▸ **Stated task**
Skip the pictures. Repeat everything else in the records word for word.

▸ **Exercise materials**

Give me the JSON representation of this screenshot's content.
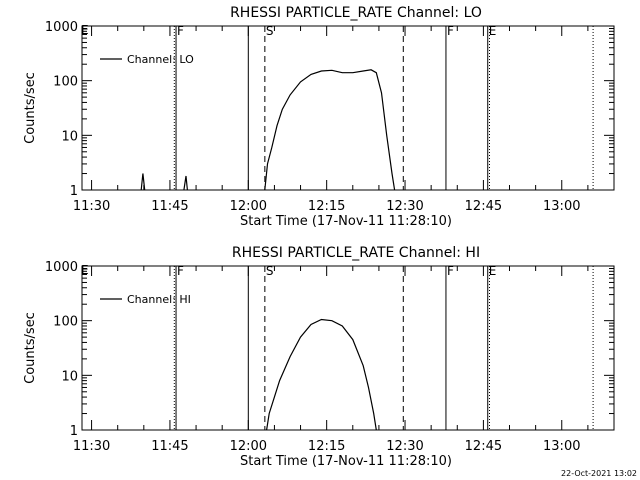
{
  "chart_data": [
    {
      "type": "line",
      "title": "RHESSI PARTICLE_RATE Channel: LO",
      "xlabel": "Start Time (17-Nov-11 11:28:10)",
      "ylabel": "Counts/sec",
      "y_scale": "log",
      "ylim": [
        1,
        1000
      ],
      "xlim": [
        "11:28:10",
        "13:10:00"
      ],
      "y_ticks": [
        "1",
        "10",
        "100",
        "1000"
      ],
      "x_ticks": [
        "11:30",
        "11:45",
        "12:00",
        "12:15",
        "12:30",
        "12:45",
        "13:00"
      ],
      "legend": "Channel: LO",
      "legend_position": "top-left",
      "series": [
        {
          "name": "Channel: LO",
          "segments": [
            [
              [
                "11:39:30",
                1
              ],
              [
                "11:39:50",
                2.0
              ],
              [
                "11:40:10",
                1
              ]
            ],
            [
              [
                "11:47:40",
                1
              ],
              [
                "11:48:05",
                1.8
              ],
              [
                "11:48:20",
                1
              ]
            ],
            [
              [
                "12:03:10",
                1
              ],
              [
                "12:03:40",
                3
              ],
              [
                "12:04:30",
                6
              ],
              [
                "12:05:30",
                15
              ],
              [
                "12:06:30",
                30
              ],
              [
                "12:08:00",
                55
              ],
              [
                "12:10:00",
                95
              ],
              [
                "12:12:00",
                130
              ],
              [
                "12:14:00",
                150
              ],
              [
                "12:16:00",
                155
              ],
              [
                "12:18:00",
                140
              ],
              [
                "12:20:00",
                140
              ],
              [
                "12:22:00",
                150
              ],
              [
                "12:23:30",
                158
              ],
              [
                "12:24:30",
                140
              ],
              [
                "12:25:30",
                60
              ],
              [
                "12:26:30",
                10
              ],
              [
                "12:27:30",
                2
              ],
              [
                "12:28:00",
                1
              ]
            ]
          ]
        }
      ],
      "markers": [
        {
          "label": "F",
          "time": "11:46:10",
          "style": "solid"
        },
        {
          "label": "",
          "time": "11:45:50",
          "style": "dotted"
        },
        {
          "label": "",
          "time": "12:00:00",
          "style": "solid"
        },
        {
          "label": "S",
          "time": "12:03:10",
          "style": "dashed"
        },
        {
          "label": "",
          "time": "12:29:40",
          "style": "dashed"
        },
        {
          "label": "F",
          "time": "12:37:50",
          "style": "solid"
        },
        {
          "label": "E",
          "time": "12:45:50",
          "style": "solid"
        },
        {
          "label": "",
          "time": "12:46:10",
          "style": "dotted"
        },
        {
          "label": "",
          "time": "13:06:00",
          "style": "dotted"
        }
      ],
      "left_edge_label": "E"
    },
    {
      "type": "line",
      "title": "RHESSI PARTICLE_RATE Channel: HI",
      "xlabel": "Start Time (17-Nov-11 11:28:10)",
      "ylabel": "Counts/sec",
      "y_scale": "log",
      "ylim": [
        1,
        1000
      ],
      "xlim": [
        "11:28:10",
        "13:10:00"
      ],
      "y_ticks": [
        "1",
        "10",
        "100",
        "1000"
      ],
      "x_ticks": [
        "11:30",
        "11:45",
        "12:00",
        "12:15",
        "12:30",
        "12:45",
        "13:00"
      ],
      "legend": "Channel: HI",
      "legend_position": "top-left",
      "series": [
        {
          "name": "Channel: HI",
          "segments": [
            [
              [
                "12:03:30",
                1
              ],
              [
                "12:04:00",
                2
              ],
              [
                "12:05:00",
                4
              ],
              [
                "12:06:00",
                8
              ],
              [
                "12:08:00",
                22
              ],
              [
                "12:10:00",
                50
              ],
              [
                "12:12:00",
                85
              ],
              [
                "12:14:00",
                105
              ],
              [
                "12:16:00",
                100
              ],
              [
                "12:18:00",
                80
              ],
              [
                "12:20:00",
                45
              ],
              [
                "12:22:00",
                15
              ],
              [
                "12:23:00",
                6
              ],
              [
                "12:24:00",
                2
              ],
              [
                "12:24:30",
                1
              ]
            ]
          ]
        }
      ],
      "markers": [
        {
          "label": "F",
          "time": "11:46:10",
          "style": "solid"
        },
        {
          "label": "",
          "time": "11:45:50",
          "style": "dotted"
        },
        {
          "label": "",
          "time": "12:00:00",
          "style": "solid"
        },
        {
          "label": "S",
          "time": "12:03:10",
          "style": "dashed"
        },
        {
          "label": "",
          "time": "12:29:40",
          "style": "dashed"
        },
        {
          "label": "F",
          "time": "12:37:50",
          "style": "solid"
        },
        {
          "label": "E",
          "time": "12:45:50",
          "style": "solid"
        },
        {
          "label": "",
          "time": "12:46:10",
          "style": "dotted"
        },
        {
          "label": "",
          "time": "13:06:00",
          "style": "dotted"
        }
      ],
      "left_edge_label": "E"
    }
  ],
  "footer": {
    "timestamp": "22-Oct-2021 13:02"
  }
}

▸ **Right answer**
Give me the JSON representation of this screenshot's content.
{
  "chart_data": [
    {
      "type": "line",
      "title": "RHESSI PARTICLE_RATE Channel: LO",
      "xlabel": "Start Time (17-Nov-11 11:28:10)",
      "ylabel": "Counts/sec",
      "y_scale": "log",
      "ylim": [
        1,
        1000
      ],
      "xlim": [
        "11:28:10",
        "13:10:00"
      ],
      "y_ticks": [
        "1",
        "10",
        "100",
        "1000"
      ],
      "x_ticks": [
        "11:30",
        "11:45",
        "12:00",
        "12:15",
        "12:30",
        "12:45",
        "13:00"
      ],
      "legend": "Channel: LO",
      "legend_position": "top-left",
      "series": [
        {
          "name": "Channel: LO",
          "segments": [
            [
              [
                "11:39:30",
                1
              ],
              [
                "11:39:50",
                2.0
              ],
              [
                "11:40:10",
                1
              ]
            ],
            [
              [
                "11:47:40",
                1
              ],
              [
                "11:48:05",
                1.8
              ],
              [
                "11:48:20",
                1
              ]
            ],
            [
              [
                "12:03:10",
                1
              ],
              [
                "12:03:40",
                3
              ],
              [
                "12:04:30",
                6
              ],
              [
                "12:05:30",
                15
              ],
              [
                "12:06:30",
                30
              ],
              [
                "12:08:00",
                55
              ],
              [
                "12:10:00",
                95
              ],
              [
                "12:12:00",
                130
              ],
              [
                "12:14:00",
                150
              ],
              [
                "12:16:00",
                155
              ],
              [
                "12:18:00",
                140
              ],
              [
                "12:20:00",
                140
              ],
              [
                "12:22:00",
                150
              ],
              [
                "12:23:30",
                158
              ],
              [
                "12:24:30",
                140
              ],
              [
                "12:25:30",
                60
              ],
              [
                "12:26:30",
                10
              ],
              [
                "12:27:30",
                2
              ],
              [
                "12:28:00",
                1
              ]
            ]
          ]
        }
      ],
      "markers": [
        {
          "label": "F",
          "time": "11:46:10",
          "style": "solid"
        },
        {
          "label": "",
          "time": "11:45:50",
          "style": "dotted"
        },
        {
          "label": "",
          "time": "12:00:00",
          "style": "solid"
        },
        {
          "label": "S",
          "time": "12:03:10",
          "style": "dashed"
        },
        {
          "label": "",
          "time": "12:29:40",
          "style": "dashed"
        },
        {
          "label": "F",
          "time": "12:37:50",
          "style": "solid"
        },
        {
          "label": "E",
          "time": "12:45:50",
          "style": "solid"
        },
        {
          "label": "",
          "time": "12:46:10",
          "style": "dotted"
        },
        {
          "label": "",
          "time": "13:06:00",
          "style": "dotted"
        }
      ],
      "left_edge_label": "E"
    },
    {
      "type": "line",
      "title": "RHESSI PARTICLE_RATE Channel: HI",
      "xlabel": "Start Time (17-Nov-11 11:28:10)",
      "ylabel": "Counts/sec",
      "y_scale": "log",
      "ylim": [
        1,
        1000
      ],
      "xlim": [
        "11:28:10",
        "13:10:00"
      ],
      "y_ticks": [
        "1",
        "10",
        "100",
        "1000"
      ],
      "x_ticks": [
        "11:30",
        "11:45",
        "12:00",
        "12:15",
        "12:30",
        "12:45",
        "13:00"
      ],
      "legend": "Channel: HI",
      "legend_position": "top-left",
      "series": [
        {
          "name": "Channel: HI",
          "segments": [
            [
              [
                "12:03:30",
                1
              ],
              [
                "12:04:00",
                2
              ],
              [
                "12:05:00",
                4
              ],
              [
                "12:06:00",
                8
              ],
              [
                "12:08:00",
                22
              ],
              [
                "12:10:00",
                50
              ],
              [
                "12:12:00",
                85
              ],
              [
                "12:14:00",
                105
              ],
              [
                "12:16:00",
                100
              ],
              [
                "12:18:00",
                80
              ],
              [
                "12:20:00",
                45
              ],
              [
                "12:22:00",
                15
              ],
              [
                "12:23:00",
                6
              ],
              [
                "12:24:00",
                2
              ],
              [
                "12:24:30",
                1
              ]
            ]
          ]
        }
      ],
      "markers": [
        {
          "label": "F",
          "time": "11:46:10",
          "style": "solid"
        },
        {
          "label": "",
          "time": "11:45:50",
          "style": "dotted"
        },
        {
          "label": "",
          "time": "12:00:00",
          "style": "solid"
        },
        {
          "label": "S",
          "time": "12:03:10",
          "style": "dashed"
        },
        {
          "label": "",
          "time": "12:29:40",
          "style": "dashed"
        },
        {
          "label": "F",
          "time": "12:37:50",
          "style": "solid"
        },
        {
          "label": "E",
          "time": "12:45:50",
          "style": "solid"
        },
        {
          "label": "",
          "time": "12:46:10",
          "style": "dotted"
        },
        {
          "label": "",
          "time": "13:06:00",
          "style": "dotted"
        }
      ],
      "left_edge_label": "E"
    }
  ],
  "footer": {
    "timestamp": "22-Oct-2021 13:02"
  }
}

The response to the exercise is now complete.